(Figure record extracts)
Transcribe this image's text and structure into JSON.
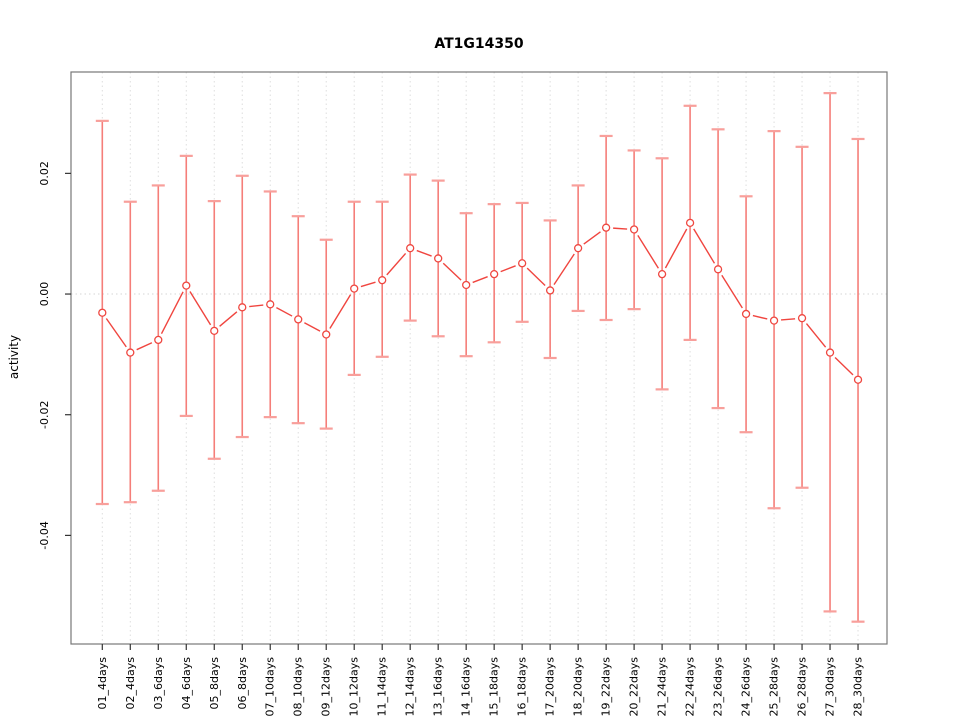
{
  "chart_data": {
    "type": "line",
    "title": "AT1G14350",
    "xlabel": "",
    "ylabel": "activity",
    "legend": "none",
    "grid": "dotted vertical gridline per category, dotted horizontal line at y=0",
    "categories": [
      "01_4days",
      "02_4days",
      "03_6days",
      "04_6days",
      "05_8days",
      "06_8days",
      "07_10days",
      "08_10days",
      "09_12days",
      "10_12days",
      "11_14days",
      "12_14days",
      "13_16days",
      "14_16days",
      "15_18days",
      "16_18days",
      "17_20days",
      "18_20days",
      "19_22days",
      "20_22days",
      "21_24days",
      "22_24days",
      "23_26days",
      "24_26days",
      "25_28days",
      "26_28days",
      "27_30days",
      "28_30days"
    ],
    "series": [
      {
        "name": "activity",
        "values": [
          -0.0031,
          -0.0097,
          -0.0076,
          0.0014,
          -0.0061,
          -0.0022,
          -0.0017,
          -0.0042,
          -0.0067,
          0.0009,
          0.0023,
          0.0076,
          0.0059,
          0.0015,
          0.0033,
          0.0051,
          0.0006,
          0.0076,
          0.011,
          0.0107,
          0.0033,
          0.0118,
          0.0041,
          -0.0033,
          -0.0044,
          -0.004,
          -0.0097,
          -0.0142
        ],
        "error_upper": [
          0.0287,
          0.0153,
          0.018,
          0.0229,
          0.0154,
          0.0196,
          0.017,
          0.0129,
          0.009,
          0.0153,
          0.0153,
          0.0198,
          0.0188,
          0.0134,
          0.0149,
          0.0151,
          0.0122,
          0.018,
          0.0262,
          0.0238,
          0.0225,
          0.0312,
          0.0273,
          0.0162,
          0.027,
          0.0244,
          0.0333,
          0.0257
        ],
        "error_lower": [
          -0.0348,
          -0.0345,
          -0.0326,
          -0.0202,
          -0.0273,
          -0.0237,
          -0.0204,
          -0.0214,
          -0.0223,
          -0.0134,
          -0.0104,
          -0.0044,
          -0.007,
          -0.0103,
          -0.008,
          -0.0046,
          -0.0106,
          -0.0028,
          -0.0043,
          -0.0025,
          -0.0158,
          -0.0076,
          -0.0189,
          -0.0229,
          -0.0355,
          -0.0321,
          -0.0526,
          -0.0543
        ]
      }
    ],
    "yticks": [
      0.02,
      0.0,
      -0.02,
      -0.04
    ],
    "ytick_labels": [
      "0.02",
      "0.00",
      "-0.02",
      "-0.04"
    ],
    "ylim": [
      -0.058,
      0.0368
    ],
    "colors": {
      "error_bar": "#f57e79",
      "error_cap": "#f89f9b",
      "series_line": "#f0453f",
      "marker_stroke": "#ef4740",
      "marker_fill": "#ffffff",
      "gridline": "#dedede",
      "zero_line": "#d6d6d6",
      "plot_border": "#777777",
      "tick": "#333333",
      "text": "#000000",
      "background": "#ffffff"
    }
  }
}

■ **Prompt**: Reproduce every line of the listing above in which the string "text" appears.

■ **Task answer**:
Transcribe this image's text and structure into JSON.
      "text": "#000000",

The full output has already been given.